■ **Problem details**
Write the listing below out again exactly, dropping the images.

■ **Extracted data entries**

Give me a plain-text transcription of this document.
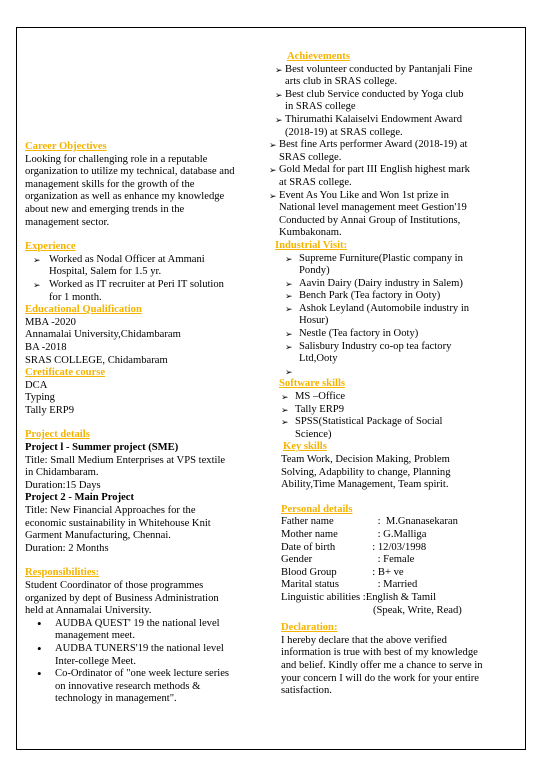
Career Objectives

Looking for challenging role in a reputable

organization to utilize my technical, database and

management skills for the growth of the

organization as well as enhance my knowledge

about new and emerging trends in the

management sector.

Experience

➢ Worked as Nodal Officer at Ammani

Hospital, Salem for 1.5 yr.

➢ Worked as IT recruiter at Peri IT solution

for 1 month.

Educational Qualification

MBA -2020

Annamalai University,Chidambaram

BA -2018

SRAS COLLEGE, Chidambaram

Cretificate course

DCA

Typing

Tally ERP9

Project details

Project l - Summer project (SME)

Title: Small Medium Enterprises at VPS textile

in Chidambaram.

Duration:15 Days

Project 2 - Main Project

Title: New Financial Approaches for the

economic sustainability in Whitehouse Knit

Garment Manufacturing, Chennai.

Duration: 2 Months

Responsibilities:

Student Coordinator of those programmes

organized by dept of Business Administration

held at Annamalai University.

• AUDBA QUEST' 19 the national level

management meet.

• AUDBA TUNERS'19 the national level

Inter-college Meet.

• Co-Ordinator of "one week lecture series

on innovative research methods &

technology in management".

Achievements

➢ Best volunteer conducted by Pantanjali Fine

arts club in SRAS college.

➢ Best club Service conducted by Yoga club

in SRAS college

➢ Thirumathi Kalaiselvi Endowment Award

(2018-19) at SRAS college.

➢ Best fine Arts performer Award (2018-19) at

SRAS college.

➢ Gold Medal for part III English highest mark

at SRAS college.

➢ Event As You Like and Won 1st prize in

National level management meet Gestion'19

Conducted by Annai Group of Institutions,

Kumbakonam.

Industrial Visit:

➢ Supreme Furniture(Plastic company in

Pondy)

➢ Aavin Dairy (Dairy industry in Salem)

➢ Bench Park (Tea factory in Ooty)

➢ Ashok Leyland (Automobile industry in

Hosur)

➢ Nestle (Tea factory in Ooty)

➢ Salisbury Industry co-op tea factory

Ltd,Ooty

➢

Software skills

➢ MS –Office

➢ Tally ERP9

➢ SPSS(Statistical Package of Social

Science)

Key skills

Team Work, Decision Making, Problem

Solving, Adapbility to change, Planning

Ability,Time Management, Team spirit.

Personal details
Father name	:  M.Gnanasekaran
Mother name	: G.Malliga
Date of birth	: 12/03/1998
Gender	: Female
Blood Group	: B+ ve
Marital status	: Married

Linguistic abilities :English & Tamil

(Speak, Write, Read)

Declaration:

I hereby declare that the above verified

information is true with best of my knowledge

and belief. Kindly offer me a chance to serve in

your concern I will do the work for your entire

satisfaction.
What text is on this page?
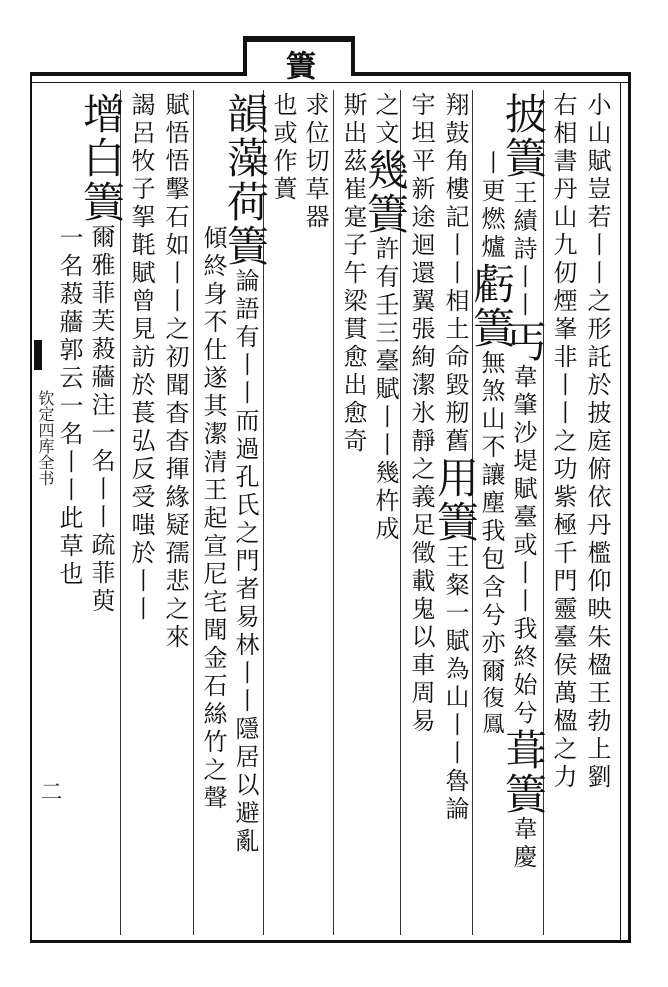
簀
钦定四库全书
二	小山賦豈若丨丨之形託於披庭俯依丹檻仰映朱楹王勃上劉
右相書丹山九仞煙峯非丨丨之功紫極千門靈臺侯萬楹之力
披簀王績詩丨丨丐韋肇沙堤賦臺或丨丨我終始兮葺簀韋慶
丨更燃爐虧簀無煞山不讓塵我包含兮亦爾復鳳
翔鼓角樓記丨丨相土命毀剏舊用簀王粲一賦為山丨丨魯論
宇坦平新途迴還翼張絢潔氷靜之義足徵載鬼以車周易
之文幾簀許有壬三臺賦丨丨幾杵成
斯出茲崔寔子午梁貫愈出愈奇
求位切草器
也或作蕢
韻藻荷簀論語有丨丨而過孔氏之門者易林丨丨隱居以避亂
傾終身不仕遂其潔清王起宣尼宅聞金石絲竹之聲
賦悟悟擊石如丨丨之初聞杳杳揮緣疑孺悲之來
謁呂牧子挐㲨賦曾見訪於萇弘反受嗤於丨丨
增白簀爾雅菲芙蔱蘠注一名丨丨疏菲萸
一名蔱蘠郭云一名丨丨此草也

■ **Result**
Give me a plain-text transcription of this document.
Career Objectives

Looking for challenging role in a reputable

organization to utilize my technical, database and

management skills for the growth of the

organization as well as enhance my knowledge

about new and emerging trends in the

management sector.

Experience

➢ Worked as Nodal Officer at Ammani

Hospital, Salem for 1.5 yr.

➢ Worked as IT recruiter at Peri IT solution

for 1 month.

Educational Qualification

MBA -2020

Annamalai University,Chidambaram

BA -2018

SRAS COLLEGE, Chidambaram

Cretificate course

DCA

Typing

Tally ERP9

Project details

Project l - Summer project (SME)

Title: Small Medium Enterprises at VPS textile

in Chidambaram.

Duration:15 Days

Project 2 - Main Project

Title: New Financial Approaches for the

economic sustainability in Whitehouse Knit

Garment Manufacturing, Chennai.

Duration: 2 Months

Responsibilities:

Student Coordinator of those programmes

organized by dept of Business Administration

held at Annamalai University.

• AUDBA QUEST' 19 the national level

management meet.

• AUDBA TUNERS'19 the national level

Inter-college Meet.

• Co-Ordinator of "one week lecture series

on innovative research methods &

technology in management".

Achievements

➢ Best volunteer conducted by Pantanjali Fine

arts club in SRAS college.

➢ Best club Service conducted by Yoga club

in SRAS college

➢ Thirumathi Kalaiselvi Endowment Award

(2018-19) at SRAS college.

➢ Best fine Arts performer Award (2018-19) at

SRAS college.

➢ Gold Medal for part III English highest mark

at SRAS college.

➢ Event As You Like and Won 1st prize in

National level management meet Gestion'19

Conducted by Annai Group of Institutions,

Kumbakonam.

Industrial Visit:

➢ Supreme Furniture(Plastic company in

Pondy)

➢ Aavin Dairy (Dairy industry in Salem)

➢ Bench Park (Tea factory in Ooty)

➢ Ashok Leyland (Automobile industry in

Hosur)

➢ Nestle (Tea factory in Ooty)

➢ Salisbury Industry co-op tea factory

Ltd,Ooty

➢

Software skills

➢ MS –Office

➢ Tally ERP9

➢ SPSS(Statistical Package of Social

Science)

Key skills

Team Work, Decision Making, Problem

Solving, Adapbility to change, Planning

Ability,Time Management, Team spirit.

Personal details
Father name	:  M.Gnanasekaran
Mother name	: G.Malliga
Date of birth	: 12/03/1998
Gender	: Female
Blood Group	: B+ ve
Marital status	: Married

Linguistic abilities :English & Tamil

(Speak, Write, Read)

Declaration:

I hereby declare that the above verified

information is true with best of my knowledge

and belief. Kindly offer me a chance to serve in

your concern I will do the work for your entire

satisfaction.
What text is on this page?
簀
钦定四库全书
二	小山賦豈若丨丨之形託於披庭俯依丹檻仰映朱楹王勃上劉
右相書丹山九仞煙峯非丨丨之功紫極千門靈臺侯萬楹之力
披簀王績詩丨丨丐韋肇沙堤賦臺或丨丨我終始兮葺簀韋慶
丨更燃爐虧簀無煞山不讓塵我包含兮亦爾復鳳
翔鼓角樓記丨丨相土命毀剏舊用簀王粲一賦為山丨丨魯論
宇坦平新途迴還翼張絢潔氷靜之義足徵載鬼以車周易
之文幾簀許有壬三臺賦丨丨幾杵成
斯出茲崔寔子午梁貫愈出愈奇
求位切草器
也或作蕢
韻藻荷簀論語有丨丨而過孔氏之門者易林丨丨隱居以避亂
傾終身不仕遂其潔清王起宣尼宅聞金石絲竹之聲
賦悟悟擊石如丨丨之初聞杳杳揮緣疑孺悲之來
謁呂牧子挐㲨賦曾見訪於萇弘反受嗤於丨丨
增白簀爾雅菲芙蔱蘠注一名丨丨疏菲萸
一名蔱蘠郭云一名丨丨此草也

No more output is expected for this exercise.